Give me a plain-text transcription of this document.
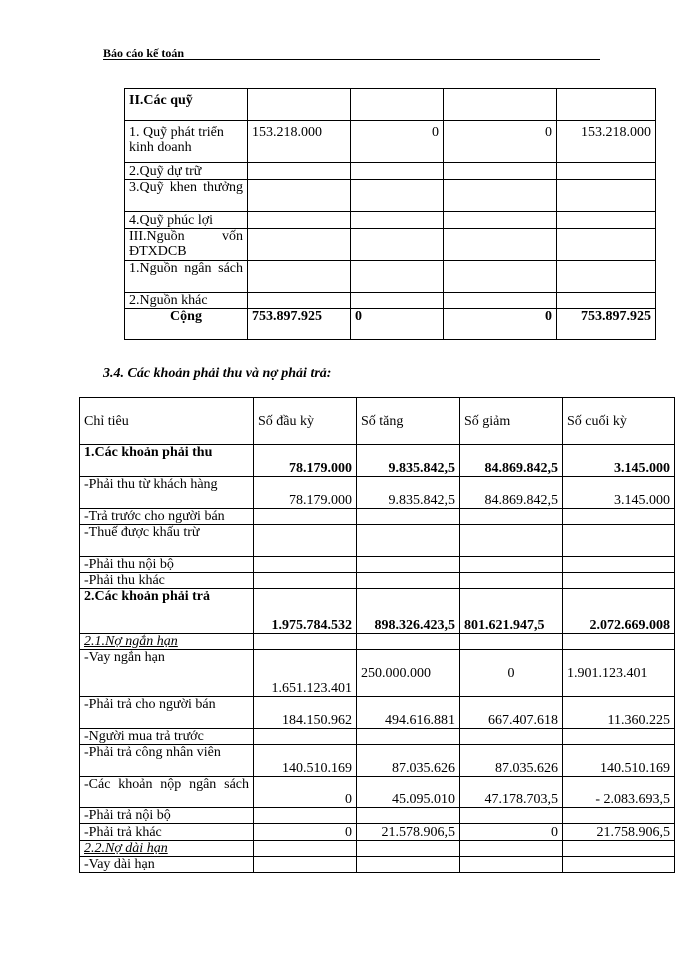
Báo cáo kế toán
II.Các quỹ				
1. Quỹ phát triển kinh doanh	153.218.000	0	0	153.218.000
2.Quỹ dự trữ				
3.Quỹ khen thưởng				
4.Quỹ phúc lợi				
III.Nguồn vốn ĐTXDCB				
1.Nguồn ngân sách				
2.Nguồn khác				
Cộng	753.897.925	0	0	753.897.925
3.4. Các khoản phải thu và nợ phải trả:
Chỉ tiêu	Số đầu kỳ	Số tăng	Số giảm	Số cuối kỳ
1.Các khoản phải thu	78.179.000	9.835.842,5	84.869.842,5	3.145.000
-Phải thu từ khách hàng	78.179.000	9.835.842,5	84.869.842,5	3.145.000
-Trả trước cho người bán				
-Thuế được khấu trừ				
-Phải thu nội bộ				
-Phải thu khác				
2.Các khoản phải trả	1.975.784.532	898.326.423,5	801.621.947,5	2.072.669.008
2.1.Nợ ngắn hạn				
-Vay ngắn hạn	1.651.123.401	250.000.000	0	1.901.123.401
-Phải trả cho người bán	184.150.962	494.616.881	667.407.618	11.360.225
-Người mua trả trước				
-Phải trả công nhân viên	140.510.169	87.035.626	87.035.626	140.510.169
-Các khoản nộp ngân sách	0	45.095.010	47.178.703,5	- 2.083.693,5
-Phải trả nội bộ				
-Phải trả khác	0	21.578.906,5	0	21.758.906,5
2.2.Nợ dài hạn				
-Vay dài hạn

§ §

* _Problem_:
Without including any pictures, print all of the material exactly as given.

* _Complete output_:
Give me a plain-text transcription of this document.
Báo cáo kế toán
II.Các quỹ				
1. Quỹ phát triển kinh doanh	153.218.000	0	0	153.218.000
2.Quỹ dự trữ				
3.Quỹ khen thưởng				
4.Quỹ phúc lợi				
III.Nguồn vốn ĐTXDCB				
1.Nguồn ngân sách				
2.Nguồn khác				
Cộng	753.897.925	0	0	753.897.925
3.4. Các khoản phải thu và nợ phải trả:
Chỉ tiêu	Số đầu kỳ	Số tăng	Số giảm	Số cuối kỳ
1.Các khoản phải thu	78.179.000	9.835.842,5	84.869.842,5	3.145.000
-Phải thu từ khách hàng	78.179.000	9.835.842,5	84.869.842,5	3.145.000
-Trả trước cho người bán				
-Thuế được khấu trừ				
-Phải thu nội bộ				
-Phải thu khác				
2.Các khoản phải trả	1.975.784.532	898.326.423,5	801.621.947,5	2.072.669.008
2.1.Nợ ngắn hạn				
-Vay ngắn hạn	1.651.123.401	250.000.000	0	1.901.123.401
-Phải trả cho người bán	184.150.962	494.616.881	667.407.618	11.360.225
-Người mua trả trước				
-Phải trả công nhân viên	140.510.169	87.035.626	87.035.626	140.510.169
-Các khoản nộp ngân sách	0	45.095.010	47.178.703,5	- 2.083.693,5
-Phải trả nội bộ				
-Phải trả khác	0	21.578.906,5	0	21.758.906,5
2.2.Nợ dài hạn				
-Vay dài hạn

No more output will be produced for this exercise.